PROBLEM DETAILS: Below is some material; set it all down exactly, apart from the pictures.

Stored entries:
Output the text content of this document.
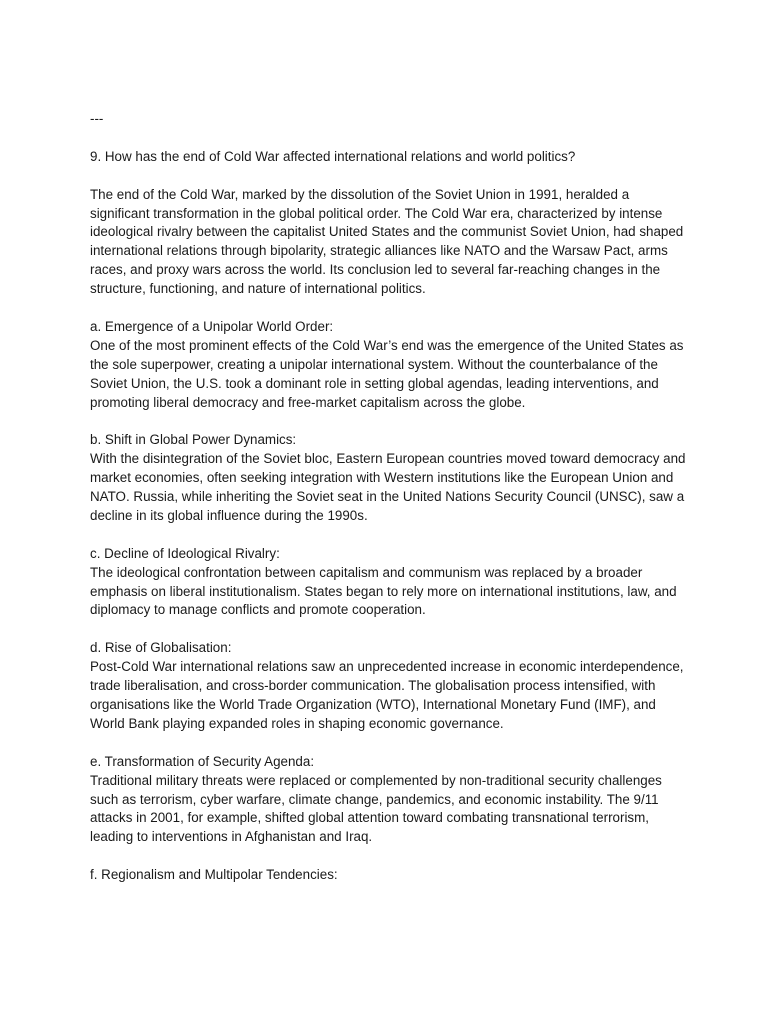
---

9. How has the end of Cold War affected international relations and world politics?

The end of the Cold War, marked by the dissolution of the Soviet Union in 1991, heralded a significant transformation in the global political order. The Cold War era, characterized by intense ideological rivalry between the capitalist United States and the communist Soviet Union, had shaped international relations through bipolarity, strategic alliances like NATO and the Warsaw Pact, arms races, and proxy wars across the world. Its conclusion led to several far-reaching changes in the structure, functioning, and nature of international politics.

a. Emergence of a Unipolar World Order:

One of the most prominent effects of the Cold War’s end was the emergence of the United States as the sole superpower, creating a unipolar international system. Without the counterbalance of the Soviet Union, the U.S. took a dominant role in setting global agendas, leading interventions, and promoting liberal democracy and free-market capitalism across the globe.

b. Shift in Global Power Dynamics:

With the disintegration of the Soviet bloc, Eastern European countries moved toward democracy and market economies, often seeking integration with Western institutions like the European Union and NATO. Russia, while inheriting the Soviet seat in the United Nations Security Council (UNSC), saw a decline in its global influence during the 1990s.

c. Decline of Ideological Rivalry:

The ideological confrontation between capitalism and communism was replaced by a broader emphasis on liberal institutionalism. States began to rely more on international institutions, law, and diplomacy to manage conflicts and promote cooperation.

d. Rise of Globalisation:

Post-Cold War international relations saw an unprecedented increase in economic interdependence, trade liberalisation, and cross-border communication. The globalisation process intensified, with organisations like the World Trade Organization (WTO), International Monetary Fund (IMF), and World Bank playing expanded roles in shaping economic governance.

e. Transformation of Security Agenda:

Traditional military threats were replaced or complemented by non-traditional security challenges such as terrorism, cyber warfare, climate change, pandemics, and economic instability. The 9/11 attacks in 2001, for example, shifted global attention toward combating transnational terrorism, leading to interventions in Afghanistan and Iraq.

f. Regionalism and Multipolar Tendencies:
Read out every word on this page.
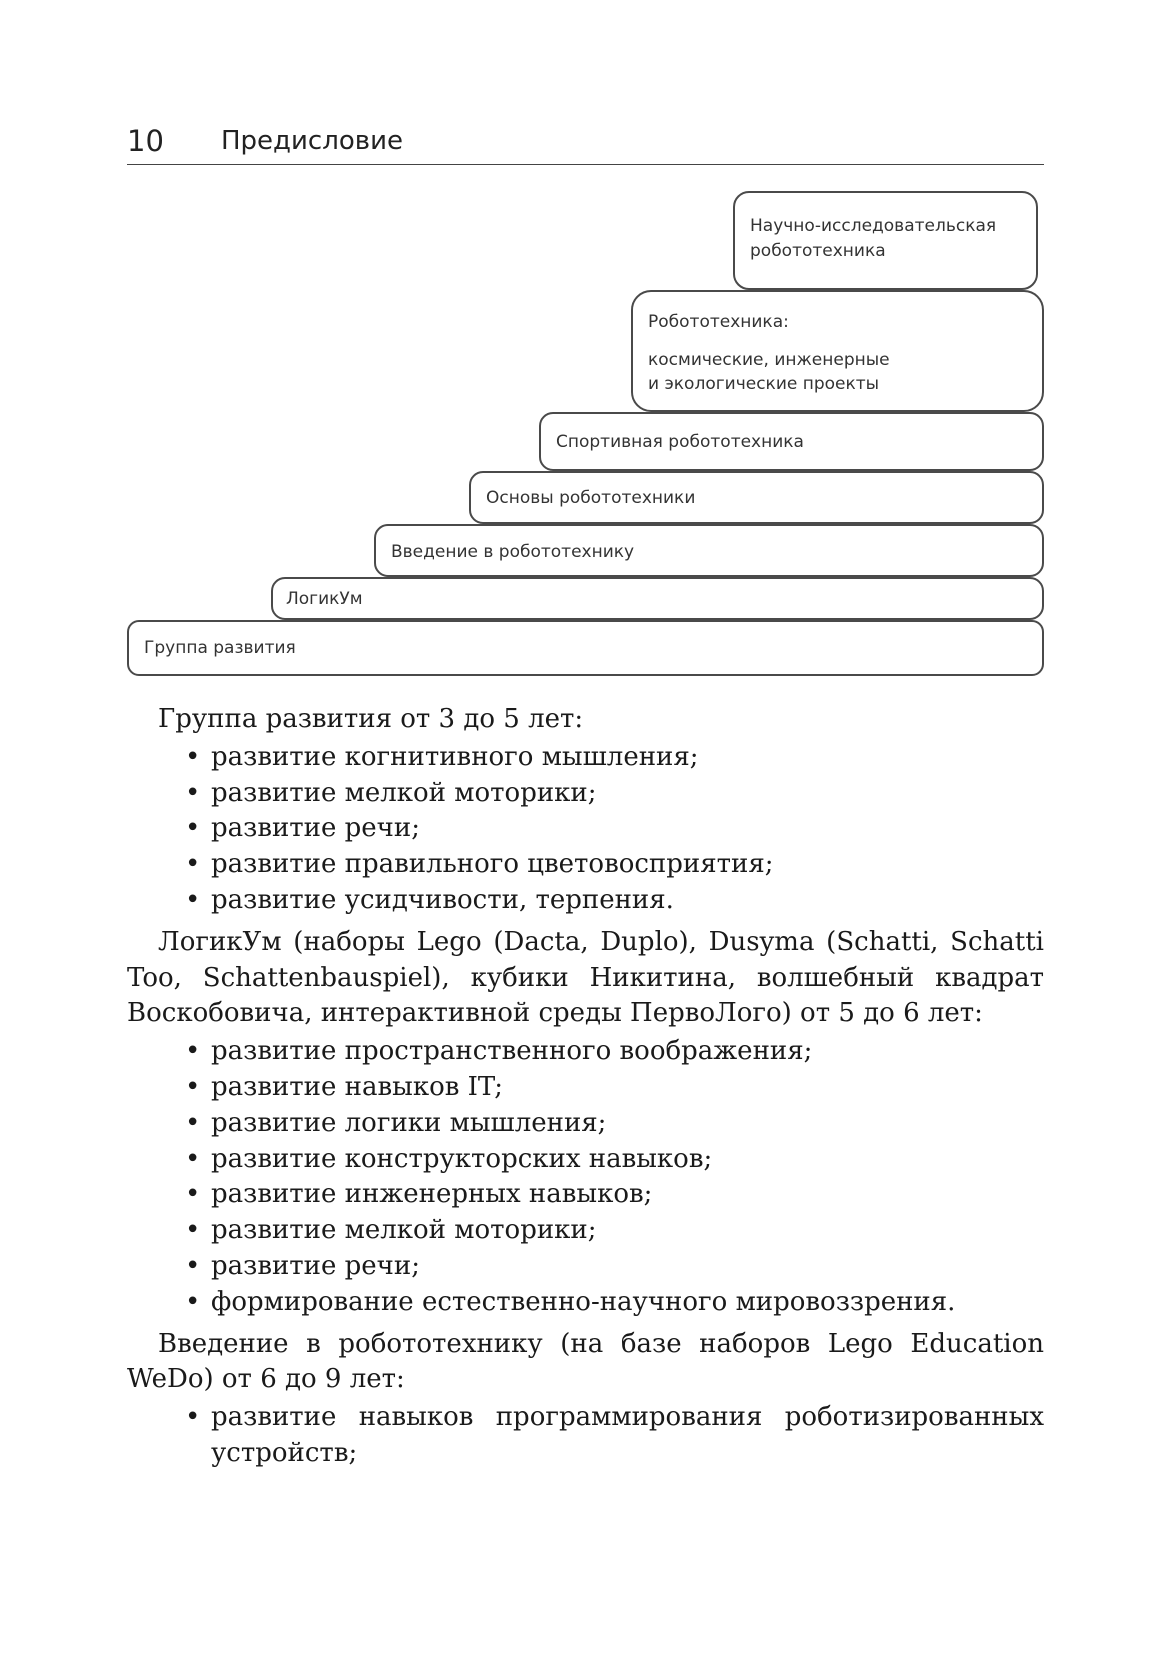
10 Предисловие
Научно-исследовательская
робототехника
Робототехника:
космические, инженерные
и экологические проекты
Спортивная робототехника
Основы робототехники
Введение в робототехнику
ЛогикУм
Группа развития

Группа развития от 3 до 5 лет:

• развитие когнитивного мышления;
• развитие мелкой моторики;
• развитие речи;
• развитие правильного цветовосприятия;
• развитие усидчивости, терпения.

ЛогикУм (наборы Lego (Dacta, Duplo), Dusyma (Schatti, Schatti Too, Schattenbauspiel), кубики Никитина, волшебный квадрат Воскобовича, интерактивной среды ПервоЛого) от 5 до 6 лет:

• развитие пространственного воображения;
• развитие навыков IT;
• развитие логики мышления;
• развитие конструкторских навыков;
• развитие инженерных навыков;
• развитие мелкой моторики;
• развитие речи;
• формирование естественно-научного мировоззрения.

Введение в робототехнику (на базе наборов Lego Education WeDo) от 6 до 9 лет:

• развитие навыков программирования роботизированных
устройств;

SOLUTION FOR THIS PROBLEM:
Output the text content of this document.
---

9. How has the end of Cold War affected international relations and world politics?

The end of the Cold War, marked by the dissolution of the Soviet Union in 1991, heralded a significant transformation in the global political order. The Cold War era, characterized by intense ideological rivalry between the capitalist United States and the communist Soviet Union, had shaped international relations through bipolarity, strategic alliances like NATO and the Warsaw Pact, arms races, and proxy wars across the world. Its conclusion led to several far-reaching changes in the structure, functioning, and nature of international politics.

a. Emergence of a Unipolar World Order:

One of the most prominent effects of the Cold War’s end was the emergence of the United States as the sole superpower, creating a unipolar international system. Without the counterbalance of the Soviet Union, the U.S. took a dominant role in setting global agendas, leading interventions, and promoting liberal democracy and free-market capitalism across the globe.

b. Shift in Global Power Dynamics:

With the disintegration of the Soviet bloc, Eastern European countries moved toward democracy and market economies, often seeking integration with Western institutions like the European Union and NATO. Russia, while inheriting the Soviet seat in the United Nations Security Council (UNSC), saw a decline in its global influence during the 1990s.

c. Decline of Ideological Rivalry:

The ideological confrontation between capitalism and communism was replaced by a broader emphasis on liberal institutionalism. States began to rely more on international institutions, law, and diplomacy to manage conflicts and promote cooperation.

d. Rise of Globalisation:

Post-Cold War international relations saw an unprecedented increase in economic interdependence, trade liberalisation, and cross-border communication. The globalisation process intensified, with organisations like the World Trade Organization (WTO), International Monetary Fund (IMF), and World Bank playing expanded roles in shaping economic governance.

e. Transformation of Security Agenda:

Traditional military threats were replaced or complemented by non-traditional security challenges such as terrorism, cyber warfare, climate change, pandemics, and economic instability. The 9/11 attacks in 2001, for example, shifted global attention toward combating transnational terrorism, leading to interventions in Afghanistan and Iraq.

f. Regionalism and Multipolar Tendencies:
Read out every word on this page.
10 Предисловие
Научно-исследовательская
робототехника
Робототехника:
космические, инженерные
и экологические проекты
Спортивная робототехника
Основы робототехники
Введение в робототехнику
ЛогикУм
Группа развития

Группа развития от 3 до 5 лет:

• развитие когнитивного мышления;
• развитие мелкой моторики;
• развитие речи;
• развитие правильного цветовосприятия;
• развитие усидчивости, терпения.

ЛогикУм (наборы Lego (Dacta, Duplo), Dusyma (Schatti, Schatti Too, Schattenbauspiel), кубики Никитина, волшебный квадрат Воскобовича, интерактивной среды ПервоЛого) от 5 до 6 лет:

• развитие пространственного воображения;
• развитие навыков IT;
• развитие логики мышления;
• развитие конструкторских навыков;
• развитие инженерных навыков;
• развитие мелкой моторики;
• развитие речи;
• формирование естественно-научного мировоззрения.

Введение в робототехнику (на базе наборов Lego Education WeDo) от 6 до 9 лет:

• развитие навыков программирования роботизированных
устройств;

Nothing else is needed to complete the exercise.